**Source data**.
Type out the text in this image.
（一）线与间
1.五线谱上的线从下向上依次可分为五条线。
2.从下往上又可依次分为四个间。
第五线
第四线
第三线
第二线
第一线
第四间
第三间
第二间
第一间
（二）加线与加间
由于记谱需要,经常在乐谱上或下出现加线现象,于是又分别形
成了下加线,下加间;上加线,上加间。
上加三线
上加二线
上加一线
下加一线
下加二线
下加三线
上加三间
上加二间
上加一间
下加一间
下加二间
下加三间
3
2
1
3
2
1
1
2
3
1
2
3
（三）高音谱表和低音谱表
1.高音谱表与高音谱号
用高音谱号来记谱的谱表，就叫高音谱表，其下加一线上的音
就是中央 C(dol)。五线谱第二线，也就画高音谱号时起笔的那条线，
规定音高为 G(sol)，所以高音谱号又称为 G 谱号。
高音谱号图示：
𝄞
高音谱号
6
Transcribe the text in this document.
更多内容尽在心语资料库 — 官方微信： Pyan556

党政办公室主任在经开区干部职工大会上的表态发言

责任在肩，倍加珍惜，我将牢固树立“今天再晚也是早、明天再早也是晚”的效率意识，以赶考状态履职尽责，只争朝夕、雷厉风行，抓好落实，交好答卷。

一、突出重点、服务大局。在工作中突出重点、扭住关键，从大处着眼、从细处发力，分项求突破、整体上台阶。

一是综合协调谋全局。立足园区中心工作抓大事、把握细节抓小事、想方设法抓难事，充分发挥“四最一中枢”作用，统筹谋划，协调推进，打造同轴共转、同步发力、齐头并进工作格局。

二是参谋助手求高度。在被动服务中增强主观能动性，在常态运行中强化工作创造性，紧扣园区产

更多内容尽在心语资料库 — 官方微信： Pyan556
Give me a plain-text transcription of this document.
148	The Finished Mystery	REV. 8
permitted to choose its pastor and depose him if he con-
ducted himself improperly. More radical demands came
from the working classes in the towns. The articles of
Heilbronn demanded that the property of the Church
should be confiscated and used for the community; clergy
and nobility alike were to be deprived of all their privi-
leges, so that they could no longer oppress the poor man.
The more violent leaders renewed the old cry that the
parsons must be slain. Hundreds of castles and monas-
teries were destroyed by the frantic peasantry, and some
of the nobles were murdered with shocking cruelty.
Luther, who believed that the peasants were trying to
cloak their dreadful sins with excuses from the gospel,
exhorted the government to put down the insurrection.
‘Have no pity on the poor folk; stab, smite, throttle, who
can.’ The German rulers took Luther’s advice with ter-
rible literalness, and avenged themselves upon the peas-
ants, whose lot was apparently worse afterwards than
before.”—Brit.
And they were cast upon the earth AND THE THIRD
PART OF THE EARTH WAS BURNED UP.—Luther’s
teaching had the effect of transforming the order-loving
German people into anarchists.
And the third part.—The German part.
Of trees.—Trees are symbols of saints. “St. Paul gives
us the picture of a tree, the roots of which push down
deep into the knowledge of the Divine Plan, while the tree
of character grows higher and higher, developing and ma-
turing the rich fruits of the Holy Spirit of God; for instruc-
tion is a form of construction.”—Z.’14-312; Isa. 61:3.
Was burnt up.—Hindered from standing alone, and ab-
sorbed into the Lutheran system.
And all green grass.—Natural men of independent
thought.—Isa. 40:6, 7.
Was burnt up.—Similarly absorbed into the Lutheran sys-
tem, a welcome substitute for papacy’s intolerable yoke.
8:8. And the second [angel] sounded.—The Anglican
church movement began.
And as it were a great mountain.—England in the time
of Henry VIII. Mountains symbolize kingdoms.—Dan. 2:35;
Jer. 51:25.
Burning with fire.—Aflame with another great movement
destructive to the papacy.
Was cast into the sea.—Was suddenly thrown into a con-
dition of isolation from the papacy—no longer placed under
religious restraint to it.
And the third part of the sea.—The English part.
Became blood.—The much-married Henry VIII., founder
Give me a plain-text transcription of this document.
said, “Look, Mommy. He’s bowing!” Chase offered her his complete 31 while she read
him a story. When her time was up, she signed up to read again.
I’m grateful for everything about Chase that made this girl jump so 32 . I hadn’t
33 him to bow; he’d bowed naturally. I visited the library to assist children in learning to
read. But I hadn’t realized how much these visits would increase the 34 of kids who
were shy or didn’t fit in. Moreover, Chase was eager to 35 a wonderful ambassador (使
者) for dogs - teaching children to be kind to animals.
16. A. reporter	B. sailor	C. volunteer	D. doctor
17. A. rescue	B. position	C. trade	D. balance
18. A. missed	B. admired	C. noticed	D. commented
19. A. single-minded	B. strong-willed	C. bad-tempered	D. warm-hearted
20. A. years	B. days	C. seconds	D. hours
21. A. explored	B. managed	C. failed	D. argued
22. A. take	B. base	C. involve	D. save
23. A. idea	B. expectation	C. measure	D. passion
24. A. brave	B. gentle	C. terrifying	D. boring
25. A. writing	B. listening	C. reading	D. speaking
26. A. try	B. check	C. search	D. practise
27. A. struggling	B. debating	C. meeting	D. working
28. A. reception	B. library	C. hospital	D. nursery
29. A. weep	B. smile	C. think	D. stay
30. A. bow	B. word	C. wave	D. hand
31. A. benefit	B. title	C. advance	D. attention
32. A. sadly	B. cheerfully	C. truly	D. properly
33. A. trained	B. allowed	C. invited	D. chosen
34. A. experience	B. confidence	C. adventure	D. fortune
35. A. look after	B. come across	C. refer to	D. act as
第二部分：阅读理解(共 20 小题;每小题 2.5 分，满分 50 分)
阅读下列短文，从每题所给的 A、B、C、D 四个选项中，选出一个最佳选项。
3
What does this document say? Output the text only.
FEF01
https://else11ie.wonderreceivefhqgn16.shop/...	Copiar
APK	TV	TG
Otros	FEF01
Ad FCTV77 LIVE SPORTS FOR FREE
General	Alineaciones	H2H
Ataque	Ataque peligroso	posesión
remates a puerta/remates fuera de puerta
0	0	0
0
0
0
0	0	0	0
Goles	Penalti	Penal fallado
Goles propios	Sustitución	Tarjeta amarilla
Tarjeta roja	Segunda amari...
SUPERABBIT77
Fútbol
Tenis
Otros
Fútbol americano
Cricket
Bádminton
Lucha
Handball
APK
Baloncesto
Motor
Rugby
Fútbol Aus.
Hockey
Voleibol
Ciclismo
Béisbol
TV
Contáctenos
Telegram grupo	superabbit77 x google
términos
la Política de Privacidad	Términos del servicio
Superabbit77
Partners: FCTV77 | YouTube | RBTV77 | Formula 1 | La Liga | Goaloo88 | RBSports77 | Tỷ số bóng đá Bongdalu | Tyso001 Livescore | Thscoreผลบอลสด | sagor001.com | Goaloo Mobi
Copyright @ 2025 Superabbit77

**Task objective**. All of the entries should be written out again exactly.

**Response to this exercise**.
Type out the text in this image.
（一）线与间
1.五线谱上的线从下向上依次可分为五条线。
2.从下往上又可依次分为四个间。
第五线
第四线
第三线
第二线
第一线
第四间
第三间
第二间
第一间
（二）加线与加间
由于记谱需要,经常在乐谱上或下出现加线现象,于是又分别形
成了下加线,下加间;上加线,上加间。
上加三线
上加二线
上加一线
下加一线
下加二线
下加三线
上加三间
上加二间
上加一间
下加一间
下加二间
下加三间
3
2
1
3
2
1
1
2
3
1
2
3
（三）高音谱表和低音谱表
1.高音谱表与高音谱号
用高音谱号来记谱的谱表，就叫高音谱表，其下加一线上的音
就是中央 C(dol)。五线谱第二线，也就画高音谱号时起笔的那条线，
规定音高为 G(sol)，所以高音谱号又称为 G 谱号。
高音谱号图示：
𝄞
高音谱号
6
Transcribe the text in this document.
更多内容尽在心语资料库 — 官方微信： Pyan556

党政办公室主任在经开区干部职工大会上的表态发言

责任在肩，倍加珍惜，我将牢固树立“今天再晚也是早、明天再早也是晚”的效率意识，以赶考状态履职尽责，只争朝夕、雷厉风行，抓好落实，交好答卷。

一、突出重点、服务大局。在工作中突出重点、扭住关键，从大处着眼、从细处发力，分项求突破、整体上台阶。

一是综合协调谋全局。立足园区中心工作抓大事、把握细节抓小事、想方设法抓难事，充分发挥“四最一中枢”作用，统筹谋划，协调推进，打造同轴共转、同步发力、齐头并进工作格局。

二是参谋助手求高度。在被动服务中增强主观能动性，在常态运行中强化工作创造性，紧扣园区产

更多内容尽在心语资料库 — 官方微信： Pyan556
Give me a plain-text transcription of this document.
148	The Finished Mystery	REV. 8
permitted to choose its pastor and depose him if he con-
ducted himself improperly. More radical demands came
from the working classes in the towns. The articles of
Heilbronn demanded that the property of the Church
should be confiscated and used for the community; clergy
and nobility alike were to be deprived of all their privi-
leges, so that they could no longer oppress the poor man.
The more violent leaders renewed the old cry that the
parsons must be slain. Hundreds of castles and monas-
teries were destroyed by the frantic peasantry, and some
of the nobles were murdered with shocking cruelty.
Luther, who believed that the peasants were trying to
cloak their dreadful sins with excuses from the gospel,
exhorted the government to put down the insurrection.
‘Have no pity on the poor folk; stab, smite, throttle, who
can.’ The German rulers took Luther’s advice with ter-
rible literalness, and avenged themselves upon the peas-
ants, whose lot was apparently worse afterwards than
before.”—Brit.
And they were cast upon the earth AND THE THIRD
PART OF THE EARTH WAS BURNED UP.—Luther’s
teaching had the effect of transforming the order-loving
German people into anarchists.
And the third part.—The German part.
Of trees.—Trees are symbols of saints. “St. Paul gives
us the picture of a tree, the roots of which push down
deep into the knowledge of the Divine Plan, while the tree
of character grows higher and higher, developing and ma-
turing the rich fruits of the Holy Spirit of God; for instruc-
tion is a form of construction.”—Z.’14-312; Isa. 61:3.
Was burnt up.—Hindered from standing alone, and ab-
sorbed into the Lutheran system.
And all green grass.—Natural men of independent
thought.—Isa. 40:6, 7.
Was burnt up.—Similarly absorbed into the Lutheran sys-
tem, a welcome substitute for papacy’s intolerable yoke.
8:8. And the second [angel] sounded.—The Anglican
church movement began.
And as it were a great mountain.—England in the time
of Henry VIII. Mountains symbolize kingdoms.—Dan. 2:35;
Jer. 51:25.
Burning with fire.—Aflame with another great movement
destructive to the papacy.
Was cast into the sea.—Was suddenly thrown into a con-
dition of isolation from the papacy—no longer placed under
religious restraint to it.
And the third part of the sea.—The English part.
Became blood.—The much-married Henry VIII., founder
Give me a plain-text transcription of this document.
said, “Look, Mommy. He’s bowing!” Chase offered her his complete 31 while she read
him a story. When her time was up, she signed up to read again.
I’m grateful for everything about Chase that made this girl jump so 32 . I hadn’t
33 him to bow; he’d bowed naturally. I visited the library to assist children in learning to
read. But I hadn’t realized how much these visits would increase the 34 of kids who
were shy or didn’t fit in. Moreover, Chase was eager to 35 a wonderful ambassador (使
者) for dogs - teaching children to be kind to animals.
16. A. reporter	B. sailor	C. volunteer	D. doctor
17. A. rescue	B. position	C. trade	D. balance
18. A. missed	B. admired	C. noticed	D. commented
19. A. single-minded	B. strong-willed	C. bad-tempered	D. warm-hearted
20. A. years	B. days	C. seconds	D. hours
21. A. explored	B. managed	C. failed	D. argued
22. A. take	B. base	C. involve	D. save
23. A. idea	B. expectation	C. measure	D. passion
24. A. brave	B. gentle	C. terrifying	D. boring
25. A. writing	B. listening	C. reading	D. speaking
26. A. try	B. check	C. search	D. practise
27. A. struggling	B. debating	C. meeting	D. working
28. A. reception	B. library	C. hospital	D. nursery
29. A. weep	B. smile	C. think	D. stay
30. A. bow	B. word	C. wave	D. hand
31. A. benefit	B. title	C. advance	D. attention
32. A. sadly	B. cheerfully	C. truly	D. properly
33. A. trained	B. allowed	C. invited	D. chosen
34. A. experience	B. confidence	C. adventure	D. fortune
35. A. look after	B. come across	C. refer to	D. act as
第二部分：阅读理解(共 20 小题;每小题 2.5 分，满分 50 分)
阅读下列短文，从每题所给的 A、B、C、D 四个选项中，选出一个最佳选项。
3
What does this document say? Output the text only.
FEF01
https://else11ie.wonderreceivefhqgn16.shop/...	Copiar
APK	TV	TG
Otros	FEF01
Ad FCTV77 LIVE SPORTS FOR FREE
General	Alineaciones	H2H
Ataque	Ataque peligroso	posesión
remates a puerta/remates fuera de puerta
0	0	0
0
0
0
0	0	0	0
Goles	Penalti	Penal fallado
Goles propios	Sustitución	Tarjeta amarilla
Tarjeta roja	Segunda amari...
SUPERABBIT77
Fútbol
Tenis
Otros
Fútbol americano
Cricket
Bádminton
Lucha
Handball
APK
Baloncesto
Motor
Rugby
Fútbol Aus.
Hockey
Voleibol
Ciclismo
Béisbol
TV
Contáctenos
Telegram grupo	superabbit77 x google
términos
la Política de Privacidad	Términos del servicio
Superabbit77
Partners: FCTV77 | YouTube | RBTV77 | Formula 1 | La Liga | Goaloo88 | RBSports77 | Tỷ số bóng đá Bongdalu | Tyso001 Livescore | Thscoreผลบอลสด | sagor001.com | Goaloo Mobi
Copyright @ 2025 Superabbit77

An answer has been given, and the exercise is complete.